**Exercise**
Count the lines below that contain the word "this". Give only the number.
:::::
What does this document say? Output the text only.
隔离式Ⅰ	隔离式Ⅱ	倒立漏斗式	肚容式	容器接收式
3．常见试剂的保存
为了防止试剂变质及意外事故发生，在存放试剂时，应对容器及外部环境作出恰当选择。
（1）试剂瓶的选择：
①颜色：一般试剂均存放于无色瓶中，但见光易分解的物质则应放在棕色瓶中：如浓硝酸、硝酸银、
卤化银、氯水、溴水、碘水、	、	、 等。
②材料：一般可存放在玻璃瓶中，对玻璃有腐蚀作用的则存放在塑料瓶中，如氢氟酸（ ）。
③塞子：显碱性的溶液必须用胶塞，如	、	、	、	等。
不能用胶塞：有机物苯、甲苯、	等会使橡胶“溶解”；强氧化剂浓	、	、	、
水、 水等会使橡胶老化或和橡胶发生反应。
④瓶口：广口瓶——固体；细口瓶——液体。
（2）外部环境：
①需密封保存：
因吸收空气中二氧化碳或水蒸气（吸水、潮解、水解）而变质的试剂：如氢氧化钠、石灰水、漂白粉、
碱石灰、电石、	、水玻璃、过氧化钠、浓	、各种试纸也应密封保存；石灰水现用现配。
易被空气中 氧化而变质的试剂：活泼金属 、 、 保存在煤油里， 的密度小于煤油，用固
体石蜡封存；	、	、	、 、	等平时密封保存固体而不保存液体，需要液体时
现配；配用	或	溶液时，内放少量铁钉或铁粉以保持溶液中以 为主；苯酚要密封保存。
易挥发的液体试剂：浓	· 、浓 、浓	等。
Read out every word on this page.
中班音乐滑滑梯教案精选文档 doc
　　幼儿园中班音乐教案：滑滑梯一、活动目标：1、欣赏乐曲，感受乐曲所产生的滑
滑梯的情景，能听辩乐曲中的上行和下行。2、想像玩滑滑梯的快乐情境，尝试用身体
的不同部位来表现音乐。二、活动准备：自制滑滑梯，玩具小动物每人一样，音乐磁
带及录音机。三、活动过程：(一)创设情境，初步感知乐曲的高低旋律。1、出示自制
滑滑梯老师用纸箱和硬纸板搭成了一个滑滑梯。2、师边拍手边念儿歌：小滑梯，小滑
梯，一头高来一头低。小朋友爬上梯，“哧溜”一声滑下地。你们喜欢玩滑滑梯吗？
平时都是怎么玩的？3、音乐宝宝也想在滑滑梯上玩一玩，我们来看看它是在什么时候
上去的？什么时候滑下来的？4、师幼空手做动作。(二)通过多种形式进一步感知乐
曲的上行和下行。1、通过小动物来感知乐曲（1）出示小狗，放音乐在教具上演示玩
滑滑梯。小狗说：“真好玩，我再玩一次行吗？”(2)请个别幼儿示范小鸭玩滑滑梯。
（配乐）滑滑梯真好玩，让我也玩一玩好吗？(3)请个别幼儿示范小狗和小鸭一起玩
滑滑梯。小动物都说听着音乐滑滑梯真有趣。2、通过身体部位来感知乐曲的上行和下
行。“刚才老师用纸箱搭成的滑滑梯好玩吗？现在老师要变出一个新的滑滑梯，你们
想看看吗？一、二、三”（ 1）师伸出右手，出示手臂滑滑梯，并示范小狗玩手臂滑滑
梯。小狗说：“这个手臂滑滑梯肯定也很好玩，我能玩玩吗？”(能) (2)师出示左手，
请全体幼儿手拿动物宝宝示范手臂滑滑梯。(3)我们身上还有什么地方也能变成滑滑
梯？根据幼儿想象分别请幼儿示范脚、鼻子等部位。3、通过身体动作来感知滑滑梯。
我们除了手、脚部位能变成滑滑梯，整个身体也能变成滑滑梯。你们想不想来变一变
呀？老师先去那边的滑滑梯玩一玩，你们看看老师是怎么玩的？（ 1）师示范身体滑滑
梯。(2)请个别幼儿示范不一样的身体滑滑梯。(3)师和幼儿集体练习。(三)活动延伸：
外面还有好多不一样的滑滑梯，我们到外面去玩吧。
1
:::::
**Exercise solution**
2